Where does the string "background" appear in the records? Copy every line that contains it.

+--

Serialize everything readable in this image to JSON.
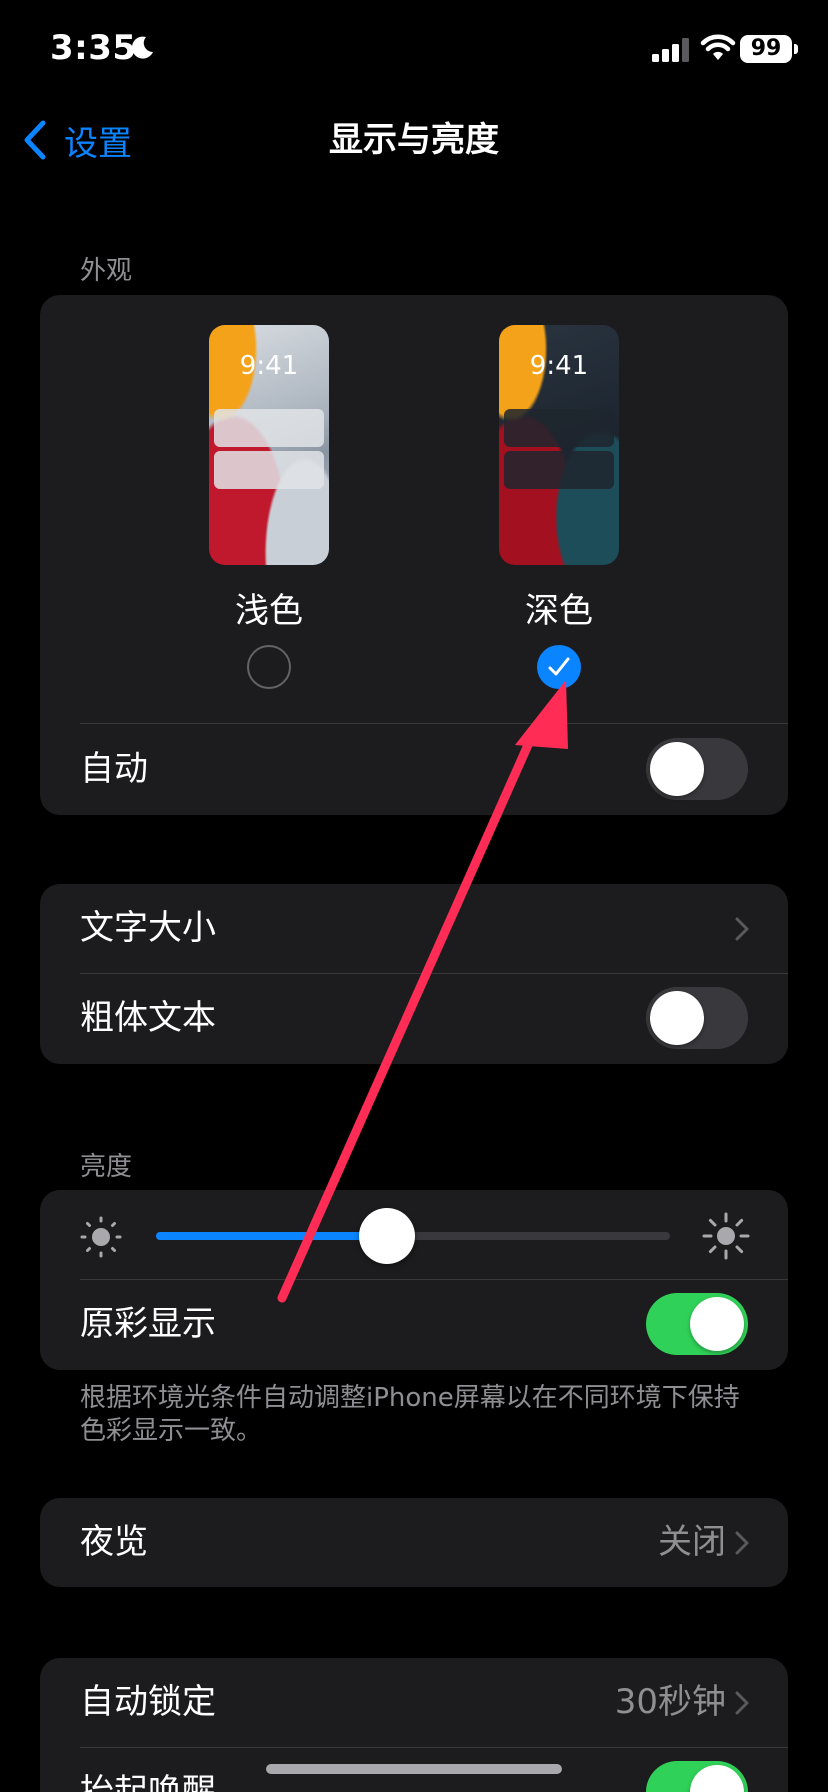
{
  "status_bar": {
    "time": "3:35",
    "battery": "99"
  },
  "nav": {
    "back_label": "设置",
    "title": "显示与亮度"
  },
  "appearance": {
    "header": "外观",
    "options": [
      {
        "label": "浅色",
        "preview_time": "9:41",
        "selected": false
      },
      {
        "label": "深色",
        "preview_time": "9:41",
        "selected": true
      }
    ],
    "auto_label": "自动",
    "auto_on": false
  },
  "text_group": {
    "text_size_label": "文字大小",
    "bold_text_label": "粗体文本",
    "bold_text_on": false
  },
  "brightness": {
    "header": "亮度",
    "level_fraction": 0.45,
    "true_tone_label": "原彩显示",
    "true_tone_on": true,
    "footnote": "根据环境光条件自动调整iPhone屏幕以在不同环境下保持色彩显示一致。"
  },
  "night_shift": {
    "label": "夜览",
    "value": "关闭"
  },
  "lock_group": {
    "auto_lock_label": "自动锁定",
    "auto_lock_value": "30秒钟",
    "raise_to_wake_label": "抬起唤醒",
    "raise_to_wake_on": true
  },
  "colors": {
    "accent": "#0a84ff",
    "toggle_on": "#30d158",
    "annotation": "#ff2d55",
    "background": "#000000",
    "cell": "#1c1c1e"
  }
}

+--

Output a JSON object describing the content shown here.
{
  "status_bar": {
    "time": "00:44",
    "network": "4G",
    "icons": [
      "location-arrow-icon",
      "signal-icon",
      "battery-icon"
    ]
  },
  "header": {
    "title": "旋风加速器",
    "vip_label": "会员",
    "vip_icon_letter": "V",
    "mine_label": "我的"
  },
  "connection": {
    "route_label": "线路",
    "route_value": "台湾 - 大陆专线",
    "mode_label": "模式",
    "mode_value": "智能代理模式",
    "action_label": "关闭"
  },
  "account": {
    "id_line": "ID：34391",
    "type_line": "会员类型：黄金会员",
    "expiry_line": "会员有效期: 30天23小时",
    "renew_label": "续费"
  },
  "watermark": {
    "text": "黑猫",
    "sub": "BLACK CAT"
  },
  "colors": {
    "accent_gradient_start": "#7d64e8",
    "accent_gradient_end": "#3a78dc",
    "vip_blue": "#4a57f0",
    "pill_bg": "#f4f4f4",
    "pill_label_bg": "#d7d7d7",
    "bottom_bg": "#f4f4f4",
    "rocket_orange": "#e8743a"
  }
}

+--

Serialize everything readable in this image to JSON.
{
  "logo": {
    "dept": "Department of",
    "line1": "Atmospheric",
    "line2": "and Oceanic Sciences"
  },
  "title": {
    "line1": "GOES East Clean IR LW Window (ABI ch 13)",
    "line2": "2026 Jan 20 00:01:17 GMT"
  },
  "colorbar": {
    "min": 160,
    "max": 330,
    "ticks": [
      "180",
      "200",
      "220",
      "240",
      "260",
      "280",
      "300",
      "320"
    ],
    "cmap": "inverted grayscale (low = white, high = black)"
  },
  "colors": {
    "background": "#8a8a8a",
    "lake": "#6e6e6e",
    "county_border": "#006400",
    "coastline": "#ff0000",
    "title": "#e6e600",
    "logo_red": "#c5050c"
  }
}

+--

Written solution.
    "background": "#000000",
    "background": "#8a8a8a",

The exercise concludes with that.